:: AIM OF THE TASK ::
Repeat word for word everything from the line containing "Convert this chart to structured JSON data." to the end of the listing, first and last lines included, and only that.

:: DATA ENTRIES ::
- - - -

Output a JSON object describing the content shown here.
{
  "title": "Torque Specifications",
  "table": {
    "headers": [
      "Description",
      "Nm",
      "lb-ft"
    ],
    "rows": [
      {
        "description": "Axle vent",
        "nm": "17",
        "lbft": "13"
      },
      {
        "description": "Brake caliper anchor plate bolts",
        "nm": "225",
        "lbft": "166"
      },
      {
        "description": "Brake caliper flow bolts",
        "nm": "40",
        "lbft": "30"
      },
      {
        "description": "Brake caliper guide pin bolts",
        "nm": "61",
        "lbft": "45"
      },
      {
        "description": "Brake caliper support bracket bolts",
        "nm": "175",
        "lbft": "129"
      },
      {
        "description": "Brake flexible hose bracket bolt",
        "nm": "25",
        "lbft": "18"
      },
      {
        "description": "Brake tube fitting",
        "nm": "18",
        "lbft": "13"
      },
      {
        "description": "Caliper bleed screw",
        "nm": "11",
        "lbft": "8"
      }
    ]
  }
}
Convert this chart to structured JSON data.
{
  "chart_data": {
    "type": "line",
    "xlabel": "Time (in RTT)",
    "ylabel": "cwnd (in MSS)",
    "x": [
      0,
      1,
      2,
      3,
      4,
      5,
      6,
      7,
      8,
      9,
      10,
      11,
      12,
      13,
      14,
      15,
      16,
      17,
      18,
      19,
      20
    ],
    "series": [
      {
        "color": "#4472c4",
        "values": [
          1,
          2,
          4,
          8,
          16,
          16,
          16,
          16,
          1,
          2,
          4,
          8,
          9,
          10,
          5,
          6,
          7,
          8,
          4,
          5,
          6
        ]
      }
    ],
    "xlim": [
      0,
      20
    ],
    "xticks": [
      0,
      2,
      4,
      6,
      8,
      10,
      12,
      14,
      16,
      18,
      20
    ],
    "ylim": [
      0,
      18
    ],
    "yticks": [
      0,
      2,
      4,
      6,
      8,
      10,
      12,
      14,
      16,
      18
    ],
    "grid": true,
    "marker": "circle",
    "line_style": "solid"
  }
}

- - - -

:: EXPECTED ANSWER ::
Convert this chart to structured JSON data.
{
  "chart_data": {
    "type": "line",
    "xlabel": "Time (in RTT)",
    "ylabel": "cwnd (in MSS)",
    "x": [
      0,
      1,
      2,
      3,
      4,
      5,
      6,
      7,
      8,
      9,
      10,
      11,
      12,
      13,
      14,
      15,
      16,
      17,
      18,
      19,
      20
    ],
    "series": [
      {
        "color": "#4472c4",
        "values": [
          1,
          2,
          4,
          8,
          16,
          16,
          16,
          16,
          1,
          2,
          4,
          8,
          9,
          10,
          5,
          6,
          7,
          8,
          4,
          5,
          6
        ]
      }
    ],
    "xlim": [
      0,
      20
    ],
    "xticks": [
      0,
      2,
      4,
      6,
      8,
      10,
      12,
      14,
      16,
      18,
      20
    ],
    "ylim": [
      0,
      18
    ],
    "yticks": [
      0,
      2,
      4,
      6,
      8,
      10,
      12,
      14,
      16,
      18
    ],
    "grid": true,
    "marker": "circle",
    "line_style": "solid"
  }
}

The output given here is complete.